Dataset excerpt:
---*---

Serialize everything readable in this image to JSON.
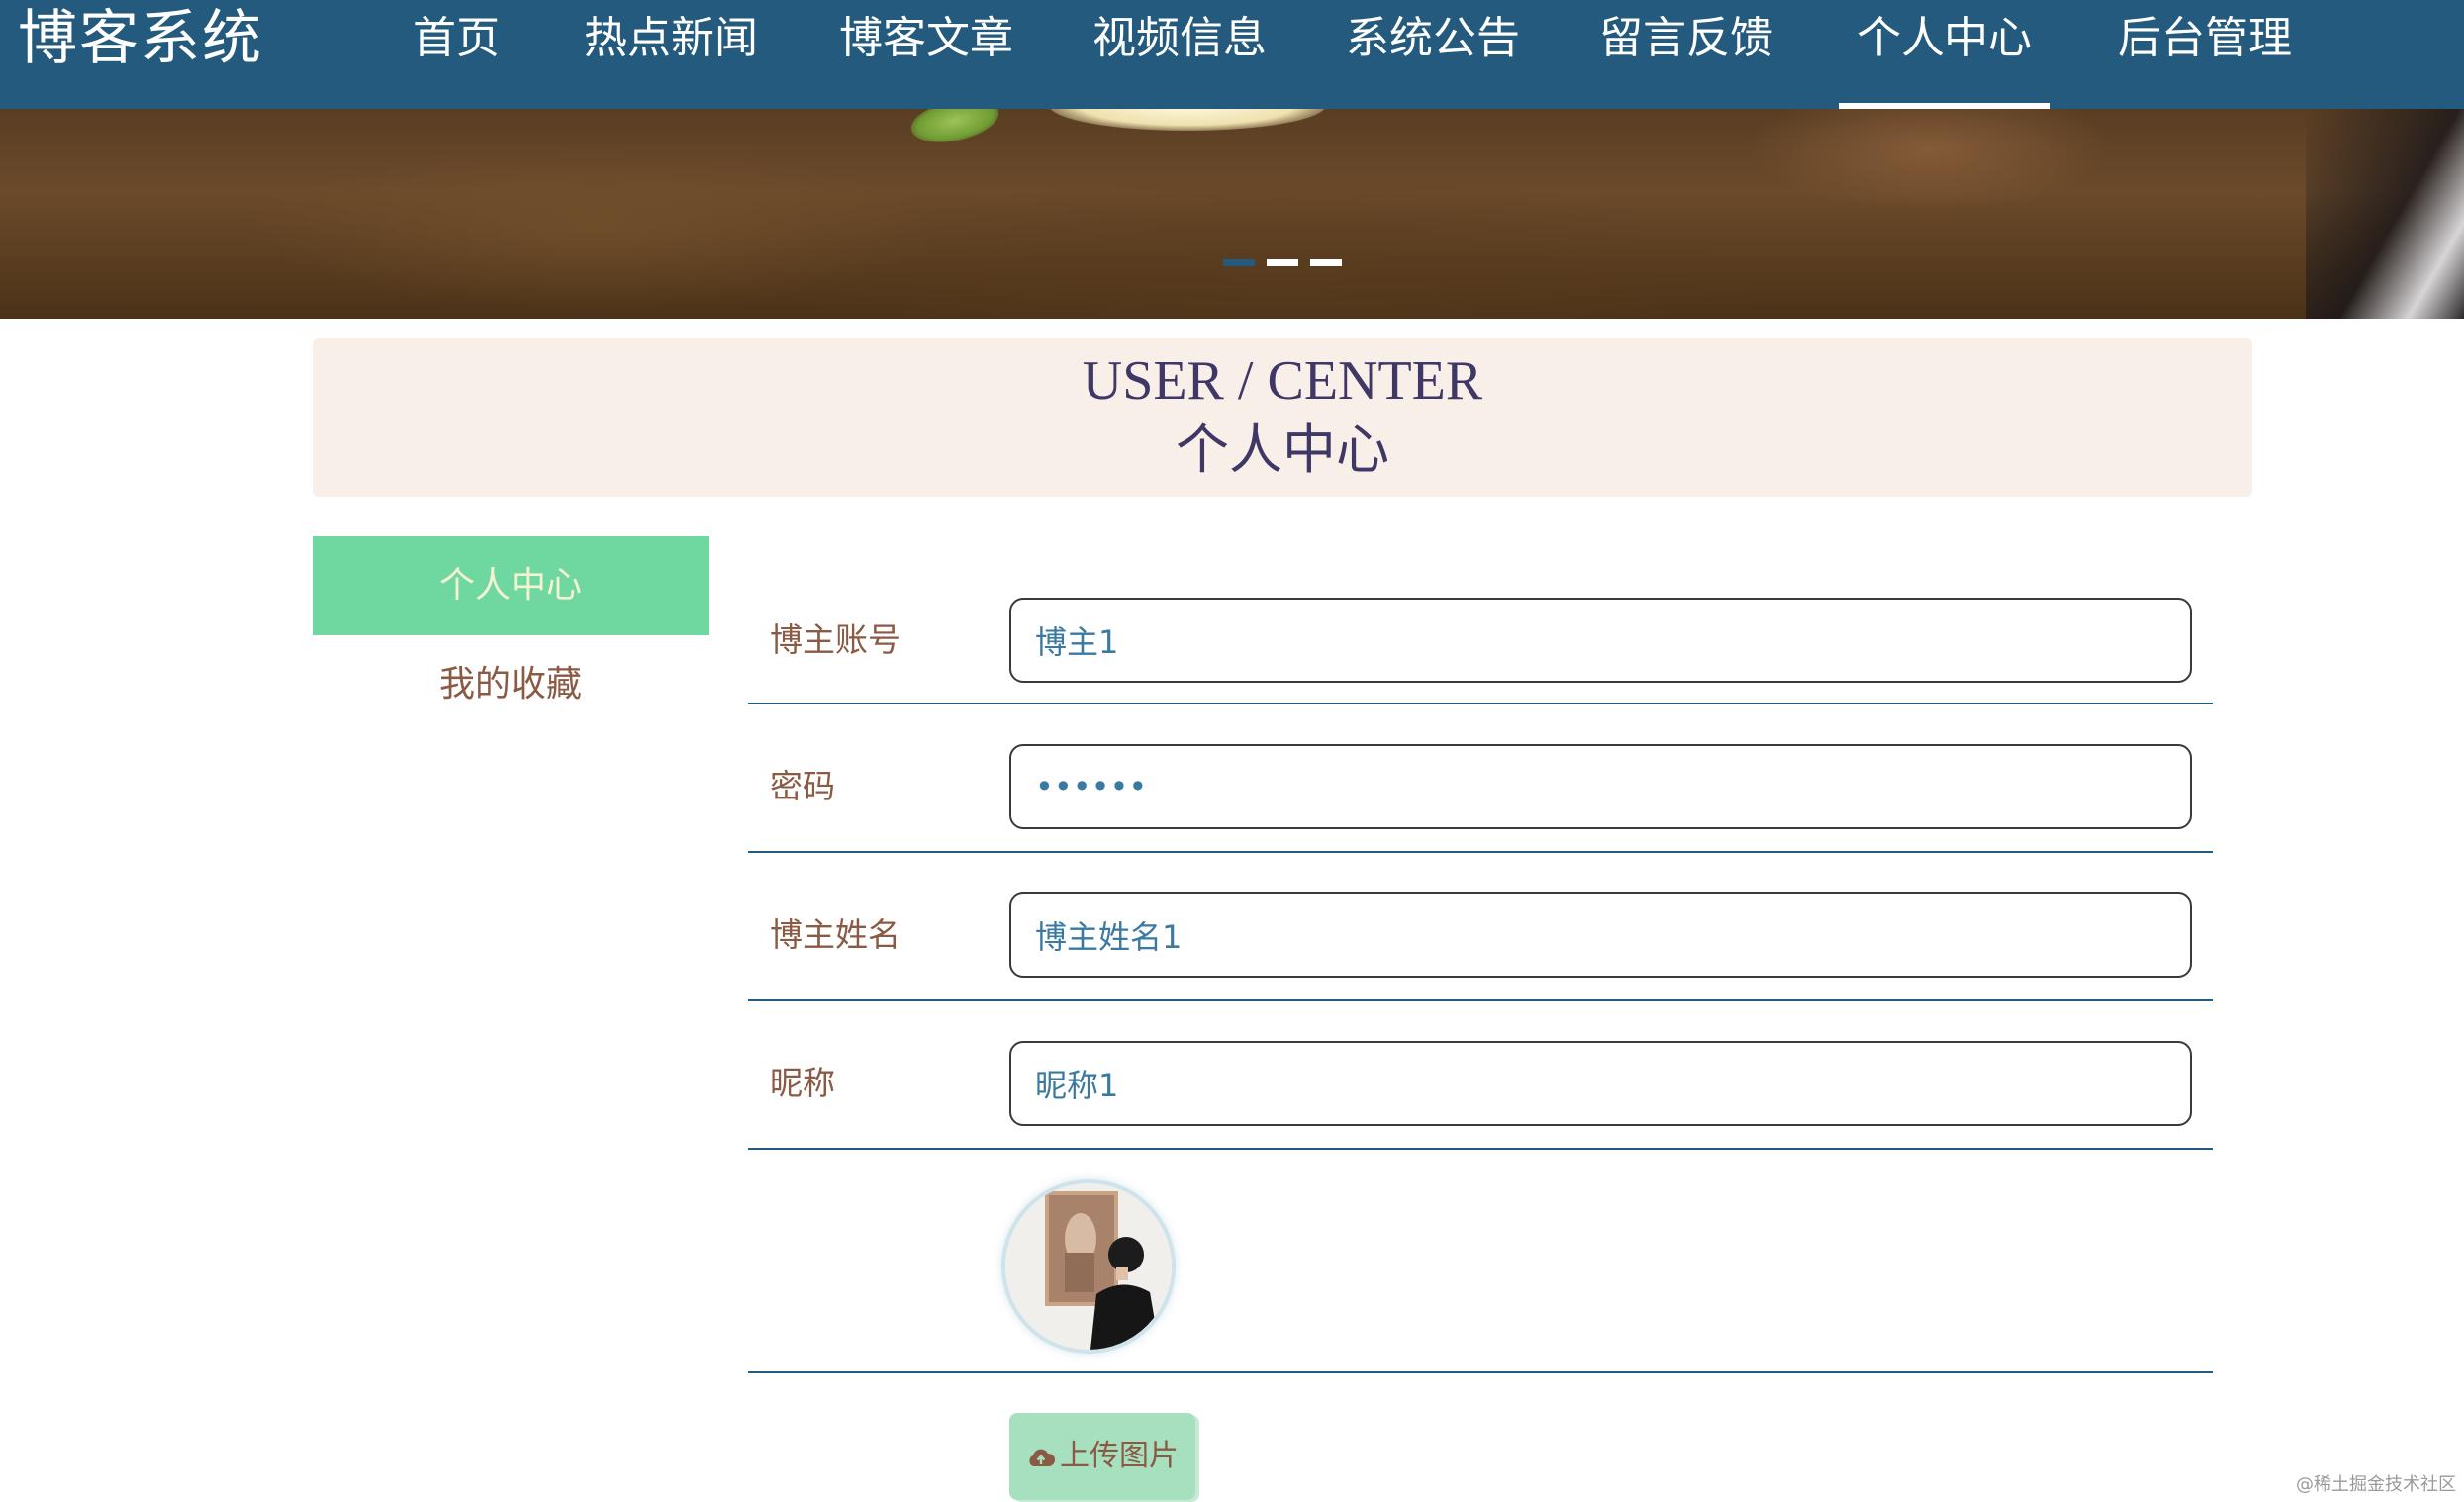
{
  "brand": "博客系统",
  "nav": {
    "items": [
      {
        "label": "首页"
      },
      {
        "label": "热点新闻"
      },
      {
        "label": "博客文章"
      },
      {
        "label": "视频信息"
      },
      {
        "label": "系统公告"
      },
      {
        "label": "留言反馈"
      },
      {
        "label": "个人中心",
        "active": true
      },
      {
        "label": "后台管理"
      }
    ]
  },
  "banner": {
    "dots": 3,
    "active_dot": 0
  },
  "section": {
    "title_en": "USER / CENTER",
    "title_cn": "个人中心"
  },
  "sidebar": {
    "items": [
      {
        "label": "个人中心",
        "active": true
      },
      {
        "label": "我的收藏"
      }
    ]
  },
  "form": {
    "account": {
      "label": "博主账号",
      "value": "博主1"
    },
    "password": {
      "label": "密码",
      "value": "123456"
    },
    "name": {
      "label": "博主姓名",
      "value": "博主姓名1"
    },
    "nickname": {
      "label": "昵称",
      "value": "昵称1"
    },
    "upload_label": "上传图片"
  },
  "colors": {
    "nav_bg": "#245a7d",
    "sidebar_active": "#6ed8a0",
    "upload_btn": "#a6e0bf",
    "title_bg": "#f8efe9",
    "label_text": "#8a5a44",
    "input_text": "#3a79a0"
  },
  "icons": {
    "upload": "cloud-upload-icon"
  },
  "watermark": "@稀土掘金技术社区"
}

---*---

*What to do*:
Repeat all of the entries word for word, but omit the pictures.

*Reply*:
Serialize everything readable in this image to JSON.
{
  "brand": "博客系统",
  "nav": {
    "items": [
      {
        "label": "首页"
      },
      {
        "label": "热点新闻"
      },
      {
        "label": "博客文章"
      },
      {
        "label": "视频信息"
      },
      {
        "label": "系统公告"
      },
      {
        "label": "留言反馈"
      },
      {
        "label": "个人中心",
        "active": true
      },
      {
        "label": "后台管理"
      }
    ]
  },
  "banner": {
    "dots": 3,
    "active_dot": 0
  },
  "section": {
    "title_en": "USER / CENTER",
    "title_cn": "个人中心"
  },
  "sidebar": {
    "items": [
      {
        "label": "个人中心",
        "active": true
      },
      {
        "label": "我的收藏"
      }
    ]
  },
  "form": {
    "account": {
      "label": "博主账号",
      "value": "博主1"
    },
    "password": {
      "label": "密码",
      "value": "123456"
    },
    "name": {
      "label": "博主姓名",
      "value": "博主姓名1"
    },
    "nickname": {
      "label": "昵称",
      "value": "昵称1"
    },
    "upload_label": "上传图片"
  },
  "colors": {
    "nav_bg": "#245a7d",
    "sidebar_active": "#6ed8a0",
    "upload_btn": "#a6e0bf",
    "title_bg": "#f8efe9",
    "label_text": "#8a5a44",
    "input_text": "#3a79a0"
  },
  "icons": {
    "upload": "cloud-upload-icon"
  },
  "watermark": "@稀土掘金技术社区"
}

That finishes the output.